## [GIVEN PROBLEM]
Retype every line of the listing below exactly, leaving out the picture.

## [Items taken from a dataset]

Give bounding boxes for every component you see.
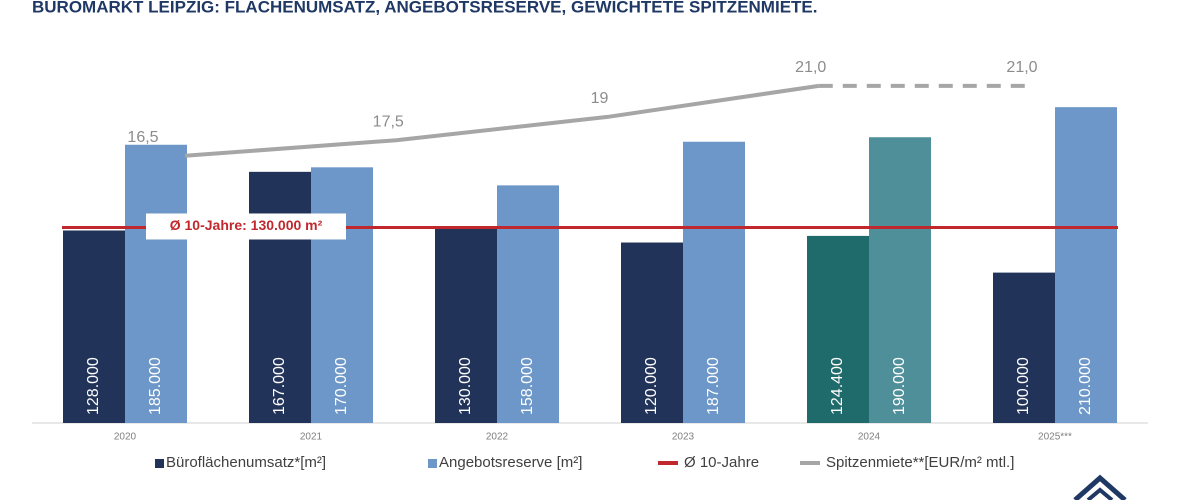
- rent-value-label: 17,5: [373, 113, 404, 130]
- rent-value-label: 21,0: [1006, 59, 1037, 76]
- bar-value-label: 170.000: [333, 357, 350, 415]
- bar: [1055, 107, 1117, 423]
- bar-value-label: 124.400: [829, 357, 846, 415]
- x-tick-label: 2025***: [1038, 432, 1072, 443]
- x-tick-label: 2024: [858, 432, 881, 443]
- average-label-box: [146, 213, 346, 240]
- legend-label: Spitzenmiete**[EUR/m² mtl.]: [826, 454, 1014, 471]
- bar: [63, 230, 125, 423]
- rent-line: [184, 83, 820, 158]
- bar: [435, 227, 497, 423]
- bar: [311, 167, 373, 423]
- bar: [621, 242, 683, 423]
- bar-value-label: 128.000: [85, 357, 102, 415]
- bar-value-label: 167.000: [271, 357, 288, 415]
- legend-label: Angebotsreserve [m²]: [439, 454, 582, 471]
- bar-value-label: 190.000: [891, 357, 908, 415]
- bar: [869, 137, 931, 424]
- x-tick-label: 2021: [300, 432, 323, 443]
- legend-label: Büroflächenumsatz*[m²]: [166, 454, 326, 471]
- legend-label: Ø 10-Jahre: [684, 454, 759, 471]
- x-tick-label: 2022: [486, 432, 509, 443]
- bar-value-label: 130.000: [457, 357, 474, 415]
- bar: [807, 235, 869, 423]
- x-tick-label: 2020: [114, 432, 137, 443]
- legend-swatch: [155, 459, 164, 468]
- bar-value-label: 187.000: [705, 357, 722, 415]
- bar-value-label: 100.000: [1015, 357, 1032, 415]
- bar: [993, 272, 1055, 423]
- bar-value-label: 185.000: [147, 357, 164, 415]
- logo: [1073, 474, 1127, 500]
- x-tick-label: 2023: [672, 432, 695, 443]
- bar: [683, 141, 745, 423]
- rent-value-label: 21,0: [795, 59, 826, 76]
- rent-value-label: 19: [591, 90, 609, 107]
- chart-title: BÜROMARKT LEIPZIG: FLÄCHENUMSATZ, ANGEBO…: [32, 0, 817, 16]
- bar-value-label: 210.000: [1077, 357, 1094, 415]
- bar-value-label: 158.000: [519, 357, 536, 415]
- rent-value-label: 16,5: [127, 129, 158, 146]
- bar: [497, 185, 559, 423]
- average-label: Ø 10-Jahre: 130.000 m²: [170, 217, 323, 233]
- legend-swatch: [428, 459, 437, 468]
- bar-value-label: 120.000: [643, 357, 660, 415]
- bar: [125, 144, 187, 423]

## [RESULT BELOW]
Give bounding boxes for every component you see.
- rent-value-label: 17,5: [373, 113, 404, 130]
- rent-value-label: 21,0: [1006, 59, 1037, 76]
- bar-value-label: 170.000: [333, 357, 350, 415]
- bar: [1055, 107, 1117, 423]
- bar-value-label: 124.400: [829, 357, 846, 415]
- x-tick-label: 2025***: [1038, 432, 1072, 443]
- x-tick-label: 2024: [858, 432, 881, 443]
- average-label-box: [146, 213, 346, 240]
- legend-label: Spitzenmiete**[EUR/m² mtl.]: [826, 454, 1014, 471]
- bar: [63, 230, 125, 423]
- rent-line: [184, 83, 820, 158]
- bar: [435, 227, 497, 423]
- bar: [311, 167, 373, 423]
- bar: [621, 242, 683, 423]
- bar-value-label: 128.000: [85, 357, 102, 415]
- bar-value-label: 167.000: [271, 357, 288, 415]
- legend-label: Angebotsreserve [m²]: [439, 454, 582, 471]
- bar-value-label: 190.000: [891, 357, 908, 415]
- bar: [869, 137, 931, 424]
- x-tick-label: 2021: [300, 432, 323, 443]
- legend-label: Büroflächenumsatz*[m²]: [166, 454, 326, 471]
- legend-label: Ø 10-Jahre: [684, 454, 759, 471]
- x-tick-label: 2022: [486, 432, 509, 443]
- bar-value-label: 130.000: [457, 357, 474, 415]
- bar: [807, 235, 869, 423]
- x-tick-label: 2020: [114, 432, 137, 443]
- legend-swatch: [155, 459, 164, 468]
- bar-value-label: 187.000: [705, 357, 722, 415]
- bar-value-label: 100.000: [1015, 357, 1032, 415]
- bar: [993, 272, 1055, 423]
- bar-value-label: 185.000: [147, 357, 164, 415]
- logo: [1073, 474, 1127, 500]
- x-tick-label: 2023: [672, 432, 695, 443]
- bar: [683, 141, 745, 423]
- rent-value-label: 21,0: [795, 59, 826, 76]
- rent-value-label: 19: [591, 90, 609, 107]
- chart-title: BÜROMARKT LEIPZIG: FLÄCHENUMSATZ, ANGEBO…: [32, 0, 817, 16]
- bar-value-label: 210.000: [1077, 357, 1094, 415]
- bar-value-label: 158.000: [519, 357, 536, 415]
- rent-value-label: 16,5: [127, 129, 158, 146]
- bar: [497, 185, 559, 423]
- average-label: Ø 10-Jahre: 130.000 m²: [170, 217, 323, 233]
- legend-swatch: [428, 459, 437, 468]
- bar-value-label: 120.000: [643, 357, 660, 415]
- bar: [125, 144, 187, 423]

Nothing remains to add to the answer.